TASK PROMPT:
The records should be repeated word for word, pictures excluded.
━━━━━━━━
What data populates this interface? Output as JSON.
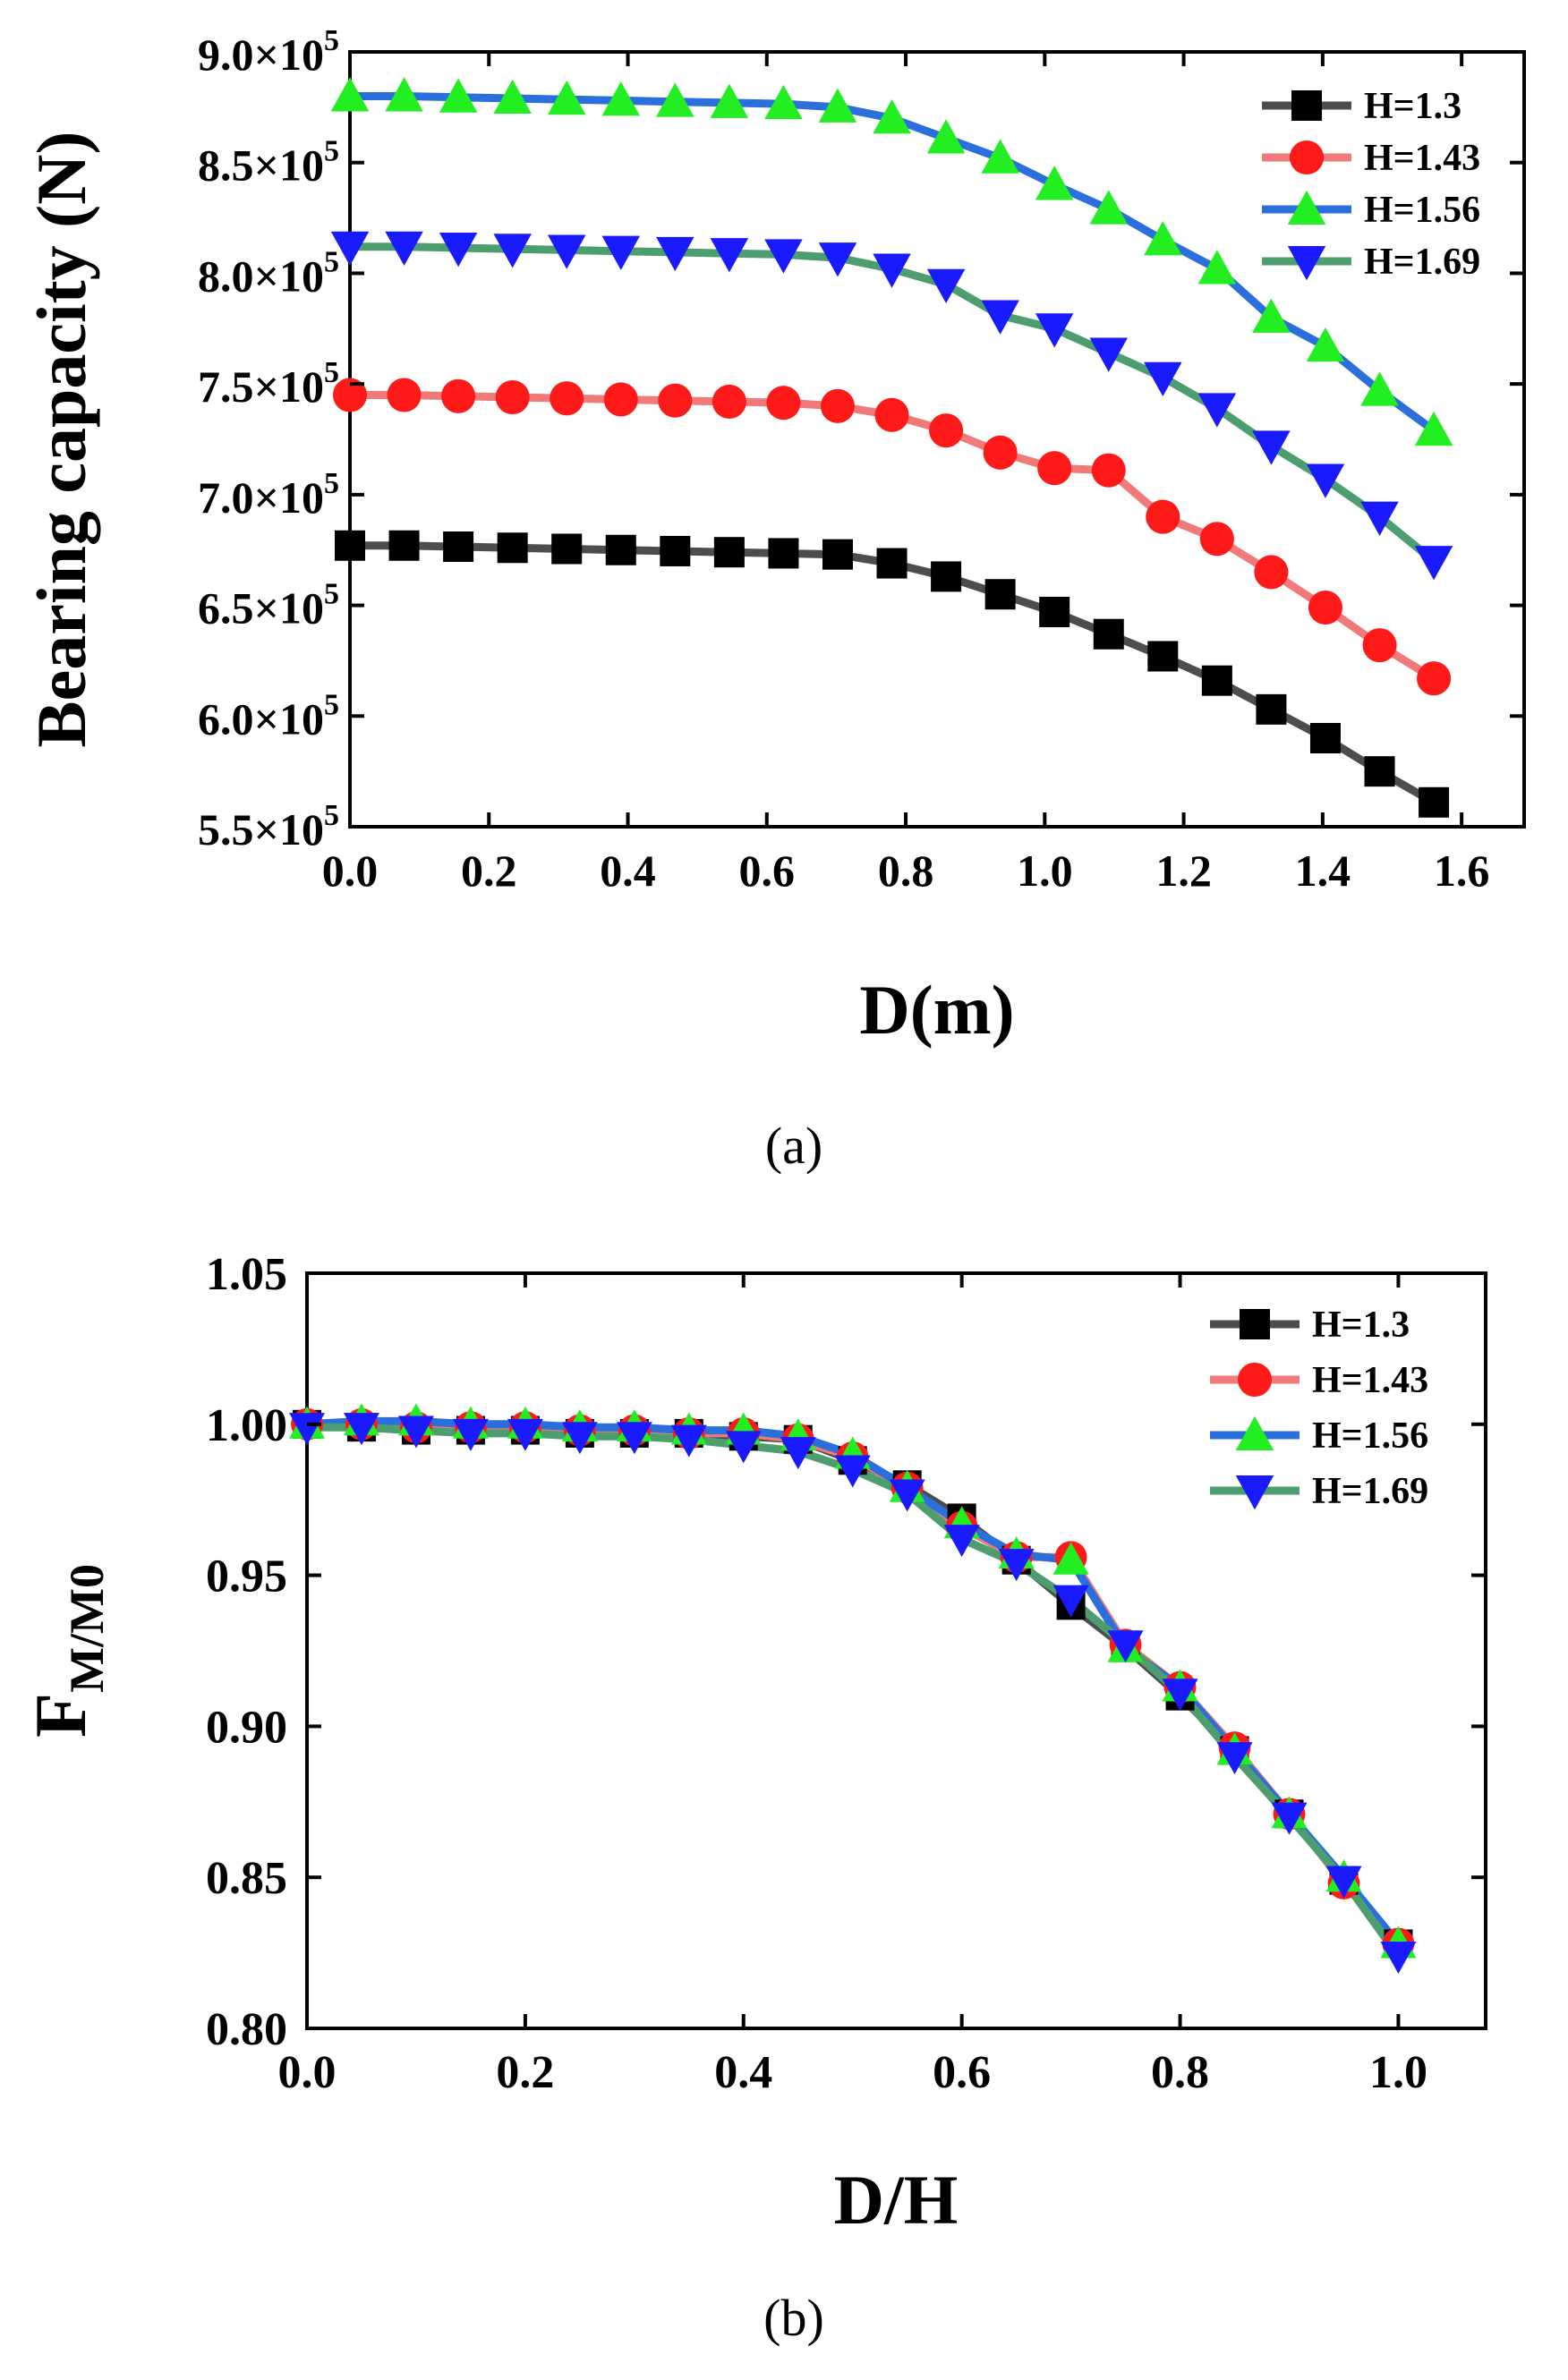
{
  "chart_data": [
    {
      "id": "a",
      "type": "line",
      "caption": "(a)",
      "xlabel": "D(m)",
      "ylabel": "Bearing capacity (N)",
      "xlim": [
        0,
        1.69
      ],
      "ylim": [
        550000,
        900000
      ],
      "x_ticks": [
        0.0,
        0.2,
        0.4,
        0.6,
        0.8,
        1.0,
        1.2,
        1.4,
        1.6
      ],
      "x_tick_labels": [
        "0.0",
        "0.2",
        "0.4",
        "0.6",
        "0.8",
        "1.0",
        "1.2",
        "1.4",
        "1.6"
      ],
      "y_ticks": [
        550000,
        600000,
        650000,
        700000,
        750000,
        800000,
        850000,
        900000
      ],
      "y_tick_mantissas": [
        "5.5",
        "6.0",
        "6.5",
        "7.0",
        "7.5",
        "8.0",
        "8.5",
        "9.0"
      ],
      "y_tick_base": "×10",
      "y_tick_exponent": "5",
      "legend_position": "top-right",
      "x": [
        0.0,
        0.078,
        0.156,
        0.234,
        0.312,
        0.39,
        0.468,
        0.546,
        0.624,
        0.702,
        0.78,
        0.858,
        0.936,
        1.014,
        1.092,
        1.17,
        1.248,
        1.326,
        1.404,
        1.482,
        1.56
      ],
      "series": [
        {
          "name": "H=1.3",
          "marker": "square",
          "line_color": "#4d4d4d",
          "marker_color": "#000000",
          "values": [
            677000,
            677000,
            676500,
            676000,
            675500,
            675000,
            674500,
            674000,
            673500,
            673000,
            669000,
            663000,
            655000,
            647000,
            637000,
            627000,
            616000,
            603000,
            590000,
            575000,
            561000
          ]
        },
        {
          "name": "H=1.43",
          "marker": "circle",
          "line_color": "#f07a7a",
          "marker_color": "#ff1a1a",
          "values": [
            745000,
            745000,
            744500,
            744000,
            743500,
            743000,
            742500,
            742000,
            741500,
            740000,
            736000,
            729000,
            719000,
            712000,
            711000,
            690000,
            680000,
            665000,
            649000,
            632000,
            617000
          ]
        },
        {
          "name": "H=1.56",
          "marker": "triangle-up",
          "line_color": "#2a6fdb",
          "marker_color": "#22ee22",
          "values": [
            880000,
            880000,
            879500,
            879000,
            878500,
            878000,
            877500,
            877000,
            876500,
            875000,
            870000,
            861000,
            852000,
            840000,
            829000,
            815000,
            802000,
            780000,
            767000,
            747000,
            729000
          ]
        },
        {
          "name": "H=1.69",
          "marker": "triangle-down",
          "line_color": "#4d9e6e",
          "marker_color": "#1a1aff",
          "values": [
            812000,
            812000,
            811500,
            811000,
            810500,
            810000,
            809500,
            809000,
            808500,
            807000,
            802000,
            795000,
            781000,
            775000,
            764000,
            753000,
            739000,
            722000,
            707000,
            690000,
            670000
          ]
        }
      ]
    },
    {
      "id": "b",
      "type": "line",
      "caption": "(b)",
      "xlabel": "D/H",
      "ylabel_main": "F",
      "ylabel_sub": "M/M0",
      "xlim": [
        0,
        1.08
      ],
      "ylim": [
        0.8,
        1.05
      ],
      "x_ticks": [
        0.0,
        0.2,
        0.4,
        0.6,
        0.8,
        1.0
      ],
      "x_tick_labels": [
        "0.0",
        "0.2",
        "0.4",
        "0.6",
        "0.8",
        "1.0"
      ],
      "y_ticks": [
        0.8,
        0.85,
        0.9,
        0.95,
        1.0,
        1.05
      ],
      "y_tick_labels": [
        "0.80",
        "0.85",
        "0.90",
        "0.95",
        "1.00",
        "1.05"
      ],
      "legend_position": "top-right",
      "x": [
        0.0,
        0.05,
        0.1,
        0.15,
        0.2,
        0.25,
        0.3,
        0.35,
        0.4,
        0.45,
        0.5,
        0.55,
        0.6,
        0.65,
        0.7,
        0.75,
        0.8,
        0.85,
        0.9,
        0.95,
        1.0
      ],
      "series": [
        {
          "name": "H=1.3",
          "marker": "square",
          "line_color": "#4d4d4d",
          "marker_color": "#000000",
          "values": [
            1.0,
            0.999,
            0.998,
            0.998,
            0.998,
            0.997,
            0.997,
            0.997,
            0.996,
            0.995,
            0.988,
            0.98,
            0.969,
            0.955,
            0.94,
            0.926,
            0.91,
            0.892,
            0.871,
            0.849,
            0.828
          ]
        },
        {
          "name": "H=1.43",
          "marker": "circle",
          "line_color": "#f07a7a",
          "marker_color": "#ff1a1a",
          "values": [
            1.0,
            1.0,
            0.999,
            0.999,
            0.999,
            0.998,
            0.998,
            0.997,
            0.997,
            0.995,
            0.989,
            0.979,
            0.966,
            0.956,
            0.956,
            0.927,
            0.913,
            0.893,
            0.871,
            0.848,
            0.828
          ]
        },
        {
          "name": "H=1.56",
          "marker": "triangle-up",
          "line_color": "#2a6fdb",
          "marker_color": "#22ee22",
          "values": [
            1.0,
            1.001,
            1.001,
            1.0,
            1.0,
            0.999,
            0.999,
            0.998,
            0.998,
            0.996,
            0.99,
            0.979,
            0.967,
            0.957,
            0.955,
            0.926,
            0.913,
            0.892,
            0.871,
            0.85,
            0.828
          ]
        },
        {
          "name": "H=1.69",
          "marker": "triangle-down",
          "line_color": "#4d9e6e",
          "marker_color": "#1a1aff",
          "values": [
            0.999,
            0.999,
            0.998,
            0.997,
            0.997,
            0.996,
            0.996,
            0.995,
            0.993,
            0.991,
            0.985,
            0.977,
            0.962,
            0.954,
            0.942,
            0.927,
            0.911,
            0.89,
            0.87,
            0.849,
            0.824
          ]
        }
      ]
    }
  ]
}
━━━━━━━━
SOLUTION FOR THIS PROBLEM:
What data populates this interface? Output as JSON.
{
  "chart_data": [
    {
      "id": "a",
      "type": "line",
      "caption": "(a)",
      "xlabel": "D(m)",
      "ylabel": "Bearing capacity (N)",
      "xlim": [
        0,
        1.69
      ],
      "ylim": [
        550000,
        900000
      ],
      "x_ticks": [
        0.0,
        0.2,
        0.4,
        0.6,
        0.8,
        1.0,
        1.2,
        1.4,
        1.6
      ],
      "x_tick_labels": [
        "0.0",
        "0.2",
        "0.4",
        "0.6",
        "0.8",
        "1.0",
        "1.2",
        "1.4",
        "1.6"
      ],
      "y_ticks": [
        550000,
        600000,
        650000,
        700000,
        750000,
        800000,
        850000,
        900000
      ],
      "y_tick_mantissas": [
        "5.5",
        "6.0",
        "6.5",
        "7.0",
        "7.5",
        "8.0",
        "8.5",
        "9.0"
      ],
      "y_tick_base": "×10",
      "y_tick_exponent": "5",
      "legend_position": "top-right",
      "x": [
        0.0,
        0.078,
        0.156,
        0.234,
        0.312,
        0.39,
        0.468,
        0.546,
        0.624,
        0.702,
        0.78,
        0.858,
        0.936,
        1.014,
        1.092,
        1.17,
        1.248,
        1.326,
        1.404,
        1.482,
        1.56
      ],
      "series": [
        {
          "name": "H=1.3",
          "marker": "square",
          "line_color": "#4d4d4d",
          "marker_color": "#000000",
          "values": [
            677000,
            677000,
            676500,
            676000,
            675500,
            675000,
            674500,
            674000,
            673500,
            673000,
            669000,
            663000,
            655000,
            647000,
            637000,
            627000,
            616000,
            603000,
            590000,
            575000,
            561000
          ]
        },
        {
          "name": "H=1.43",
          "marker": "circle",
          "line_color": "#f07a7a",
          "marker_color": "#ff1a1a",
          "values": [
            745000,
            745000,
            744500,
            744000,
            743500,
            743000,
            742500,
            742000,
            741500,
            740000,
            736000,
            729000,
            719000,
            712000,
            711000,
            690000,
            680000,
            665000,
            649000,
            632000,
            617000
          ]
        },
        {
          "name": "H=1.56",
          "marker": "triangle-up",
          "line_color": "#2a6fdb",
          "marker_color": "#22ee22",
          "values": [
            880000,
            880000,
            879500,
            879000,
            878500,
            878000,
            877500,
            877000,
            876500,
            875000,
            870000,
            861000,
            852000,
            840000,
            829000,
            815000,
            802000,
            780000,
            767000,
            747000,
            729000
          ]
        },
        {
          "name": "H=1.69",
          "marker": "triangle-down",
          "line_color": "#4d9e6e",
          "marker_color": "#1a1aff",
          "values": [
            812000,
            812000,
            811500,
            811000,
            810500,
            810000,
            809500,
            809000,
            808500,
            807000,
            802000,
            795000,
            781000,
            775000,
            764000,
            753000,
            739000,
            722000,
            707000,
            690000,
            670000
          ]
        }
      ]
    },
    {
      "id": "b",
      "type": "line",
      "caption": "(b)",
      "xlabel": "D/H",
      "ylabel_main": "F",
      "ylabel_sub": "M/M0",
      "xlim": [
        0,
        1.08
      ],
      "ylim": [
        0.8,
        1.05
      ],
      "x_ticks": [
        0.0,
        0.2,
        0.4,
        0.6,
        0.8,
        1.0
      ],
      "x_tick_labels": [
        "0.0",
        "0.2",
        "0.4",
        "0.6",
        "0.8",
        "1.0"
      ],
      "y_ticks": [
        0.8,
        0.85,
        0.9,
        0.95,
        1.0,
        1.05
      ],
      "y_tick_labels": [
        "0.80",
        "0.85",
        "0.90",
        "0.95",
        "1.00",
        "1.05"
      ],
      "legend_position": "top-right",
      "x": [
        0.0,
        0.05,
        0.1,
        0.15,
        0.2,
        0.25,
        0.3,
        0.35,
        0.4,
        0.45,
        0.5,
        0.55,
        0.6,
        0.65,
        0.7,
        0.75,
        0.8,
        0.85,
        0.9,
        0.95,
        1.0
      ],
      "series": [
        {
          "name": "H=1.3",
          "marker": "square",
          "line_color": "#4d4d4d",
          "marker_color": "#000000",
          "values": [
            1.0,
            0.999,
            0.998,
            0.998,
            0.998,
            0.997,
            0.997,
            0.997,
            0.996,
            0.995,
            0.988,
            0.98,
            0.969,
            0.955,
            0.94,
            0.926,
            0.91,
            0.892,
            0.871,
            0.849,
            0.828
          ]
        },
        {
          "name": "H=1.43",
          "marker": "circle",
          "line_color": "#f07a7a",
          "marker_color": "#ff1a1a",
          "values": [
            1.0,
            1.0,
            0.999,
            0.999,
            0.999,
            0.998,
            0.998,
            0.997,
            0.997,
            0.995,
            0.989,
            0.979,
            0.966,
            0.956,
            0.956,
            0.927,
            0.913,
            0.893,
            0.871,
            0.848,
            0.828
          ]
        },
        {
          "name": "H=1.56",
          "marker": "triangle-up",
          "line_color": "#2a6fdb",
          "marker_color": "#22ee22",
          "values": [
            1.0,
            1.001,
            1.001,
            1.0,
            1.0,
            0.999,
            0.999,
            0.998,
            0.998,
            0.996,
            0.99,
            0.979,
            0.967,
            0.957,
            0.955,
            0.926,
            0.913,
            0.892,
            0.871,
            0.85,
            0.828
          ]
        },
        {
          "name": "H=1.69",
          "marker": "triangle-down",
          "line_color": "#4d9e6e",
          "marker_color": "#1a1aff",
          "values": [
            0.999,
            0.999,
            0.998,
            0.997,
            0.997,
            0.996,
            0.996,
            0.995,
            0.993,
            0.991,
            0.985,
            0.977,
            0.962,
            0.954,
            0.942,
            0.927,
            0.911,
            0.89,
            0.87,
            0.849,
            0.824
          ]
        }
      ]
    }
  ]
}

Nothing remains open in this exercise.